(Records from a collection)
----------
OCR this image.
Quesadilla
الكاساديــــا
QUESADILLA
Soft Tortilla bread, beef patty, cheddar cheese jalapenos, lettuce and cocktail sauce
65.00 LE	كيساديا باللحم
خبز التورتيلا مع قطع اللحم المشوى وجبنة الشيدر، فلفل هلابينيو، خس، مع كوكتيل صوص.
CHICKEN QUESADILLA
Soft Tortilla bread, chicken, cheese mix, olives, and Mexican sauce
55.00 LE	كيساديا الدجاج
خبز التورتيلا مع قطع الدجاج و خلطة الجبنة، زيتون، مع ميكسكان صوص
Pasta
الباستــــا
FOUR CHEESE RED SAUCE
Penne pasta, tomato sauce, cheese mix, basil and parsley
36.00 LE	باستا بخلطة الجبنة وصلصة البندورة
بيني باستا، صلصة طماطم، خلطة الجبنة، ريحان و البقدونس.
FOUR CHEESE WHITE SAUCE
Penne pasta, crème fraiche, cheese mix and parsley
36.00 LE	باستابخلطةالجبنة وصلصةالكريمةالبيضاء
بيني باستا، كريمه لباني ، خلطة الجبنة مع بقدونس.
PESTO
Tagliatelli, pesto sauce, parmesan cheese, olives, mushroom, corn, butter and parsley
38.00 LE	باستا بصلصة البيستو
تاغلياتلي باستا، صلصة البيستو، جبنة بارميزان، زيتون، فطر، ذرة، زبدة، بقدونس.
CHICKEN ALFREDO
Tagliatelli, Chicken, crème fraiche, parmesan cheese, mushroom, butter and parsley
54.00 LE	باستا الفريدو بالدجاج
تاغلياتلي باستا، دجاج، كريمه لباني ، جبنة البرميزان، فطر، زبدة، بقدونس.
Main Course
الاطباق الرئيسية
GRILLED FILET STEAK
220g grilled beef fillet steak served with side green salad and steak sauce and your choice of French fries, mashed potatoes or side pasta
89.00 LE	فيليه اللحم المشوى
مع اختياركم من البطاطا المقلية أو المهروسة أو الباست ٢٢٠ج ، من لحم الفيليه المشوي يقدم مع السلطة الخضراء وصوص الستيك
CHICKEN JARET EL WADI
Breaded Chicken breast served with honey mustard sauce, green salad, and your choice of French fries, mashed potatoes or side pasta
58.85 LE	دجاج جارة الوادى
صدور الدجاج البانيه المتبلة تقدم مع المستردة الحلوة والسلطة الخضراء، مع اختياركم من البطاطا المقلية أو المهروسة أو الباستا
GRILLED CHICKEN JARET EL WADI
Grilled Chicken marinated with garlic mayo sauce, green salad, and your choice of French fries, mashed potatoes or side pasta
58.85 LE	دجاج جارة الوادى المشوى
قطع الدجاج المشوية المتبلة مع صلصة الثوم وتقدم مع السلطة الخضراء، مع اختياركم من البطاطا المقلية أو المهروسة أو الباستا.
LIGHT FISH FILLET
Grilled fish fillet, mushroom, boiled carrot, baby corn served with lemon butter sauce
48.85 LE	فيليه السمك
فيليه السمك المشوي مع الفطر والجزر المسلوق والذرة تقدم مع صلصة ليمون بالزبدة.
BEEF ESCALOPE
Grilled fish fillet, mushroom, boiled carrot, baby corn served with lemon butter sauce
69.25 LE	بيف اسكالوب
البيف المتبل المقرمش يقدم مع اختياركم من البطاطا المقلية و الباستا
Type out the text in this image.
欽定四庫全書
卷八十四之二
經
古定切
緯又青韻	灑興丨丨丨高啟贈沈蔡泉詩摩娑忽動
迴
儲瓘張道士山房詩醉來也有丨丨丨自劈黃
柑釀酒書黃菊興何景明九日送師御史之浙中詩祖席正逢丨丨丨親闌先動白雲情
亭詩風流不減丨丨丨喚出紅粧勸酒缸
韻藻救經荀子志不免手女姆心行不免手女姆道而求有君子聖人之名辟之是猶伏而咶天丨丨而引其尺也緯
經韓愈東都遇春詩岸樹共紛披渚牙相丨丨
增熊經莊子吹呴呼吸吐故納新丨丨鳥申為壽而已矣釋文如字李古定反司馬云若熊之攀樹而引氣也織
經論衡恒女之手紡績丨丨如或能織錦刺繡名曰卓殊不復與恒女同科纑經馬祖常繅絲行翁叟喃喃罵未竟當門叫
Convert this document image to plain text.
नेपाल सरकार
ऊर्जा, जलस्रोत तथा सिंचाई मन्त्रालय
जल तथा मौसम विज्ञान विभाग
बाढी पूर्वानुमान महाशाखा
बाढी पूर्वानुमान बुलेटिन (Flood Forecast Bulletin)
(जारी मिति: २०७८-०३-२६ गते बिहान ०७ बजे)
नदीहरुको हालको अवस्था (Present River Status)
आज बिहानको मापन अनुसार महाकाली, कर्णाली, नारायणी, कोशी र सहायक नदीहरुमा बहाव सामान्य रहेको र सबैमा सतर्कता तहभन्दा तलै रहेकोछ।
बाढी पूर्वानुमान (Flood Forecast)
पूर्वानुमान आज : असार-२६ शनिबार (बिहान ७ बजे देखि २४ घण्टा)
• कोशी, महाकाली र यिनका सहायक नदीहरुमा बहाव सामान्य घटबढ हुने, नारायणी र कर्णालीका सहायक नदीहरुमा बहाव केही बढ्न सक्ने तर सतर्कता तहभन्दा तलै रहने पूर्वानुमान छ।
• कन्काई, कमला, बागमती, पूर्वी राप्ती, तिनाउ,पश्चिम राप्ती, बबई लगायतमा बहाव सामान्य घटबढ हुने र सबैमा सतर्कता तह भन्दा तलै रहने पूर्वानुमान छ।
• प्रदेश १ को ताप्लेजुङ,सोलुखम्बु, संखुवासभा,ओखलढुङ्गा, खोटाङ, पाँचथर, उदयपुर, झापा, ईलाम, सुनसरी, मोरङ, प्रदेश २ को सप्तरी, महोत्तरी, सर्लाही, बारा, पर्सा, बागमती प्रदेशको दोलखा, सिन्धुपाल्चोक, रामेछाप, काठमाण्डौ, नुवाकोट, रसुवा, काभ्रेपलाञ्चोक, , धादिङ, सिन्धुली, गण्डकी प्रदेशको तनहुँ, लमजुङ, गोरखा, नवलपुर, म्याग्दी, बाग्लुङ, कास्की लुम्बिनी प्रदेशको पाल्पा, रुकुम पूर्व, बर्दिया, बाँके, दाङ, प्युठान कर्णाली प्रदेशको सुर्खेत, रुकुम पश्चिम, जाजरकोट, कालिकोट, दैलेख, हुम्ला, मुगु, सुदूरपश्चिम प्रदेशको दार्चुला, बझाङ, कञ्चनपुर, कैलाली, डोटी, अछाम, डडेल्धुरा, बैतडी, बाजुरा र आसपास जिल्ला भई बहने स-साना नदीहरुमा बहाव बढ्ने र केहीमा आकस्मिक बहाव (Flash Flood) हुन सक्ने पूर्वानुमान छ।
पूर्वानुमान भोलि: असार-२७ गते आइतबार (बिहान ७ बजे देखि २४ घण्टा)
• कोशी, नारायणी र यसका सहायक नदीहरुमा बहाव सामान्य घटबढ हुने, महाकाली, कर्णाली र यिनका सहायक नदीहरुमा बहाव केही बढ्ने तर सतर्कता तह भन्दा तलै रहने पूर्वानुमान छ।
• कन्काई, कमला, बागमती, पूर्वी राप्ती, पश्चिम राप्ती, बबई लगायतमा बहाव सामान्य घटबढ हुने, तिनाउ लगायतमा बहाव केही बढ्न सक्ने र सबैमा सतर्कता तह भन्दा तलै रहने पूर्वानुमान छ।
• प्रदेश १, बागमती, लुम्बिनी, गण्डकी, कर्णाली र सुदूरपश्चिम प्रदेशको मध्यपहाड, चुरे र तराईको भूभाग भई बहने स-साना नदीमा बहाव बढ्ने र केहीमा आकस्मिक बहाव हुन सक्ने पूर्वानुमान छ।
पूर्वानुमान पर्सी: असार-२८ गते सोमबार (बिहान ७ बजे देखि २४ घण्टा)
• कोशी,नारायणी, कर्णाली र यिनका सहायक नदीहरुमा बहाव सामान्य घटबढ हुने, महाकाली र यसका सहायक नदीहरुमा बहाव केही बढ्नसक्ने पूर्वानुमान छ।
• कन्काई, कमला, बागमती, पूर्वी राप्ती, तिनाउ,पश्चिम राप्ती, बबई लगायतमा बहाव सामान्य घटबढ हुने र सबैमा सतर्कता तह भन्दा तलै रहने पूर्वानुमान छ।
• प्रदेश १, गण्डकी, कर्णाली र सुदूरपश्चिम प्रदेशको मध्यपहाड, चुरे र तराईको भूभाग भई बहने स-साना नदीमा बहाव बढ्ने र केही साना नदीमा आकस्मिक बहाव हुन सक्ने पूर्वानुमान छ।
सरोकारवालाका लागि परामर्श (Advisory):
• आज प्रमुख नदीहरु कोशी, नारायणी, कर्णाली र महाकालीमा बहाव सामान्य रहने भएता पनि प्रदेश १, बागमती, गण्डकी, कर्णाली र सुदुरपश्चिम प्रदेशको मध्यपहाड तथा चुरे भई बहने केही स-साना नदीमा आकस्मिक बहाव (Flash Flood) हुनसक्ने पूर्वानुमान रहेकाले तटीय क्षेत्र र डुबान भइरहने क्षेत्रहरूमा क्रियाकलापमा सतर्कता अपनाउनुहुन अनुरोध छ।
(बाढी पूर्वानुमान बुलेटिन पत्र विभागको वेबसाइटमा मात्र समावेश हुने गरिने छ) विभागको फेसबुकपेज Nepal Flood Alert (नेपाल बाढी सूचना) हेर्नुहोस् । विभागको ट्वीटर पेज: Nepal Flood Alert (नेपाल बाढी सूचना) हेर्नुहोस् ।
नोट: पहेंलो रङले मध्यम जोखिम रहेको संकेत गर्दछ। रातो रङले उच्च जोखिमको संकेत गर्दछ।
----------
■ WORK TO DO ■
Write out every line of the data that holds the word "السمك".

■ EXERCISE OUTPUT ■
48.85 LE	فيليه السمك
فيليه السمك المشوي مع الفطر والجزر المسلوق والذرة تقدم مع صلصة ليمون بالزبدة.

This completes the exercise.